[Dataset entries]
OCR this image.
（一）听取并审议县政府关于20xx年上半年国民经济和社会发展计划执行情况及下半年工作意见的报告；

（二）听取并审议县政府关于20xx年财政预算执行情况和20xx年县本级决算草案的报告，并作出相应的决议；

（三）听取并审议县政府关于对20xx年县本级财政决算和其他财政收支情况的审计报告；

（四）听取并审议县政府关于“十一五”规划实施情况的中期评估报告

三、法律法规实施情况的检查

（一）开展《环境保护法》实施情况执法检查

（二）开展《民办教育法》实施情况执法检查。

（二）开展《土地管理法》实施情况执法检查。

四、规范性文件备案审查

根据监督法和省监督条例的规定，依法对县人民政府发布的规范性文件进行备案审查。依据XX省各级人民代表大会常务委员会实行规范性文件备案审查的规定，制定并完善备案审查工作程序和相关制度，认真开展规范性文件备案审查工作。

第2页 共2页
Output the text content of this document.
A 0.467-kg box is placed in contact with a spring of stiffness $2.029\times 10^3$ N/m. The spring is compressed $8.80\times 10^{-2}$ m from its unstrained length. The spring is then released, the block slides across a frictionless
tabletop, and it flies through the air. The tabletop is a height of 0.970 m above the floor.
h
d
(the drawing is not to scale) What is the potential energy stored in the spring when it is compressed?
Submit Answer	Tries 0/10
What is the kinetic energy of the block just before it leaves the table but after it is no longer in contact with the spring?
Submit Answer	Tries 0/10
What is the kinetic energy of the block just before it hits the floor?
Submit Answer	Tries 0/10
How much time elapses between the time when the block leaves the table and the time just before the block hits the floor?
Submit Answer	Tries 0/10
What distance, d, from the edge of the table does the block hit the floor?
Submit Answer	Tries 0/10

**Task**
Copy out all of the records above with nothing altered.

**Answer to the task**
OCR this image.
（一）听取并审议县政府关于20xx年上半年国民经济和社会发展计划执行情况及下半年工作意见的报告；

（二）听取并审议县政府关于20xx年财政预算执行情况和20xx年县本级决算草案的报告，并作出相应的决议；

（三）听取并审议县政府关于对20xx年县本级财政决算和其他财政收支情况的审计报告；

（四）听取并审议县政府关于“十一五”规划实施情况的中期评估报告

三、法律法规实施情况的检查

（一）开展《环境保护法》实施情况执法检查

（二）开展《民办教育法》实施情况执法检查。

（二）开展《土地管理法》实施情况执法检查。

四、规范性文件备案审查

根据监督法和省监督条例的规定，依法对县人民政府发布的规范性文件进行备案审查。依据XX省各级人民代表大会常务委员会实行规范性文件备案审查的规定，制定并完善备案审查工作程序和相关制度，认真开展规范性文件备案审查工作。

第2页 共2页
Output the text content of this document.
A 0.467-kg box is placed in contact with a spring of stiffness $2.029\times 10^3$ N/m. The spring is compressed $8.80\times 10^{-2}$ m from its unstrained length. The spring is then released, the block slides across a frictionless
tabletop, and it flies through the air. The tabletop is a height of 0.970 m above the floor.
h
d
(the drawing is not to scale) What is the potential energy stored in the spring when it is compressed?
Submit Answer	Tries 0/10
What is the kinetic energy of the block just before it leaves the table but after it is no longer in contact with the spring?
Submit Answer	Tries 0/10
What is the kinetic energy of the block just before it hits the floor?
Submit Answer	Tries 0/10
How much time elapses between the time when the block leaves the table and the time just before the block hits the floor?
Submit Answer	Tries 0/10
What distance, d, from the edge of the table does the block hit the floor?
Submit Answer	Tries 0/10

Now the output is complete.